- _List of tasks_
• 1. Using the Sandamali Dolawatte profile, decide whether each statement agrees with it. Answer yes or no, and quote the words that decide it.
(a) She was born in Colombo.
(b) She bowls off-spin.
(c) She took more wickets in WODIs than in WT20Is.
• 2. Translate the closing line of the Sandamali Dolawatte profile, "Sri Lankan cricketer (born 1983)", into Spanish.
• 3. Answer these questions from the Sandamali Dolawatte profile.
(a) What is her full name?
(b) What are her best bowling figures in WT20Is?
(c) How many catches did she take in WODIs?
*** Opening of Supplied text ***
Sandamali Dolawatte

Personal information
- Full name: Sandamali Kumuduni Dolawatte
- Born: 10 February 1983 (age 43) Colombo, Sri Lanka
- Bowling: Legbreak

Career statistics
| Competition | WODI | WT20I |
| Matches | 53 | 24 |
| Runs scored | 431 | 97 |
| Batting average | 12.31 | 6.46 |
| 100s/50s | 0/1 | 0/0 |
| Top score | 74 | 17* |
| Balls bowled | 870 | 133 |
| Wickets | 25 | 5 |
| Bowling average | 23.36 | 26.20 |
| 5 wickets in innings | 1 | 0 |
| 10 wickets in match | – | – |
| Best bowling | 5/16 | 3/0 |
| Catches/stumpings | 13/0 | 2/0 |

= Sandamali Dolawatte =

Sri Lankan cricketer (born 1983)
*** Close of Supplied text ***
*** Opening of Information provided ***
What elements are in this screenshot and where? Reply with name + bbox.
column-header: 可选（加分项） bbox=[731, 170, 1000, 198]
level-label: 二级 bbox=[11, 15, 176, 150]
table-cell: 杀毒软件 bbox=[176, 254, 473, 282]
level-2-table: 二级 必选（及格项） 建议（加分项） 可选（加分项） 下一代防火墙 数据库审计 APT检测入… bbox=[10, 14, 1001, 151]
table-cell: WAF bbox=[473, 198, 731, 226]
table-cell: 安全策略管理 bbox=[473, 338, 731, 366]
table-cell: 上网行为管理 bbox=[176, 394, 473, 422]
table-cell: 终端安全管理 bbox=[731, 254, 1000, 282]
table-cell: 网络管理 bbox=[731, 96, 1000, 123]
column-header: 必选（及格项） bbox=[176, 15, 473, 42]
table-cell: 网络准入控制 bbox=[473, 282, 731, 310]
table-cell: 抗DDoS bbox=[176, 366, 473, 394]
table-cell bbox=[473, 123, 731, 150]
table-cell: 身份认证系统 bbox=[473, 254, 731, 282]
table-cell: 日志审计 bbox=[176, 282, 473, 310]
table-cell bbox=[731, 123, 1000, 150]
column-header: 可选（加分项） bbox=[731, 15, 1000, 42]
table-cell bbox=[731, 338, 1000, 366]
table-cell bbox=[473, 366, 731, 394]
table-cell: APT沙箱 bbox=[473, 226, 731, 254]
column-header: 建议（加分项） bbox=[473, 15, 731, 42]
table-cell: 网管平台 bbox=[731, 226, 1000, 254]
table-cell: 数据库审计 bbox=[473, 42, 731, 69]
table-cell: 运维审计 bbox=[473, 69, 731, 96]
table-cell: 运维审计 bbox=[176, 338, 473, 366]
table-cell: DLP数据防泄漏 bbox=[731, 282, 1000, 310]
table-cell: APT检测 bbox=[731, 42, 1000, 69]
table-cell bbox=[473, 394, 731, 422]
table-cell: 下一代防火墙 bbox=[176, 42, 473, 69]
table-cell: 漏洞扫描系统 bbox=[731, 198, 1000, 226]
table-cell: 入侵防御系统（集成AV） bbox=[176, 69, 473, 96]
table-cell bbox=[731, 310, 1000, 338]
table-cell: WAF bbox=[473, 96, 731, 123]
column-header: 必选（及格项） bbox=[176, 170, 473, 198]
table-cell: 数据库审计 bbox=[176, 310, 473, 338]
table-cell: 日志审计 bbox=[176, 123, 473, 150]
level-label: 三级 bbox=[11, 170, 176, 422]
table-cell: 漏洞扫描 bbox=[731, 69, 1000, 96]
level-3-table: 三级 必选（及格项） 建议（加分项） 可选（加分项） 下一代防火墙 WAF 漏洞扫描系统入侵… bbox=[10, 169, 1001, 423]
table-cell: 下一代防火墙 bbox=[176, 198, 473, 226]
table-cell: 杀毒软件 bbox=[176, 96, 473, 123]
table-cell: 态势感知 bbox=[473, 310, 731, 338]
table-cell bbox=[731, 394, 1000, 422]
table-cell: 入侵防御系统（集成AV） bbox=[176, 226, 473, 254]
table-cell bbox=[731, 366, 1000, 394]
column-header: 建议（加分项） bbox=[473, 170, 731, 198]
*** Close of Information provided ***
- _Solved tasks_
• 1.
(a) Yes: "Colombo, Sri Lanka"
(b) No: "Bowling: Legbreak"
(c) Yes: "| Wickets | 25 | 5 |"

• 2. Jugadora de críquet de Sri Lanka (nacida en 1983)

• 3.
(a) Sandamali Kumuduni Dolawatte
(b) 3/0
(c) 13